+++ Supplied information

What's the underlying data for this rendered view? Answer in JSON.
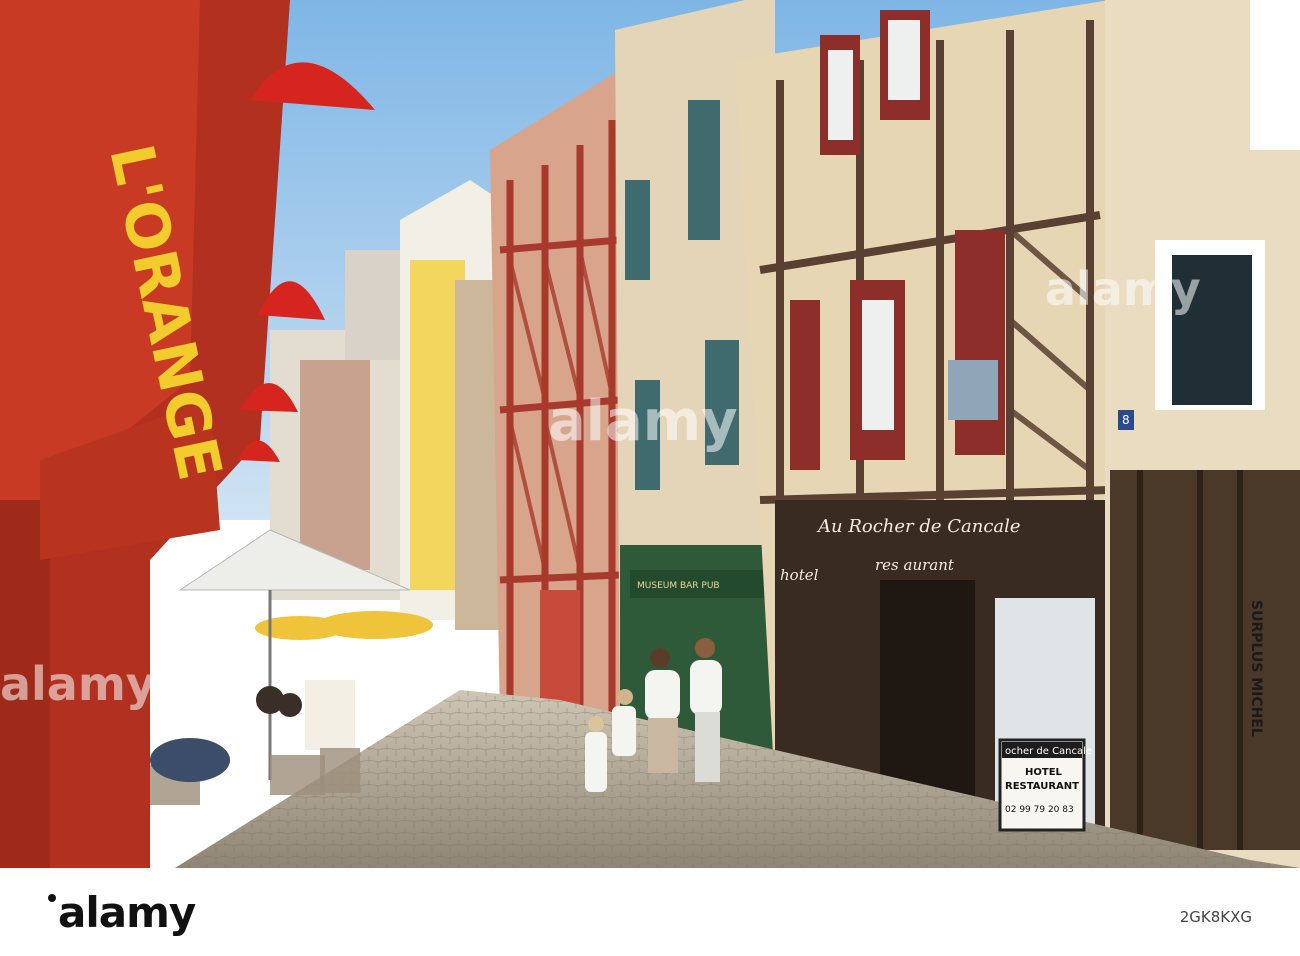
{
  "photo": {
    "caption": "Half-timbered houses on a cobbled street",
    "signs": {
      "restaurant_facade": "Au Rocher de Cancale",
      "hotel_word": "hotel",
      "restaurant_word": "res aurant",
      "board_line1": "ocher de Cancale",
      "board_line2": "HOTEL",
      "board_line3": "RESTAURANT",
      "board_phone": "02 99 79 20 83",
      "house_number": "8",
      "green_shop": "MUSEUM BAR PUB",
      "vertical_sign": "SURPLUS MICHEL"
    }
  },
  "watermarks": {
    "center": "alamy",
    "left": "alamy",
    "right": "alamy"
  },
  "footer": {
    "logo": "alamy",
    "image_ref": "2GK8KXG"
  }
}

++++++

Work to be completed:
The records above are to be quoted exactly, with all pictures left out.

Complete output:
What's the underlying data for this rendered view? Answer in JSON.
{
  "photo": {
    "caption": "Half-timbered houses on a cobbled street",
    "signs": {
      "restaurant_facade": "Au Rocher de Cancale",
      "hotel_word": "hotel",
      "restaurant_word": "res aurant",
      "board_line1": "ocher de Cancale",
      "board_line2": "HOTEL",
      "board_line3": "RESTAURANT",
      "board_phone": "02 99 79 20 83",
      "house_number": "8",
      "green_shop": "MUSEUM BAR PUB",
      "vertical_sign": "SURPLUS MICHEL"
    }
  },
  "watermarks": {
    "center": "alamy",
    "left": "alamy",
    "right": "alamy"
  },
  "footer": {
    "logo": "alamy",
    "image_ref": "2GK8KXG"
  }
}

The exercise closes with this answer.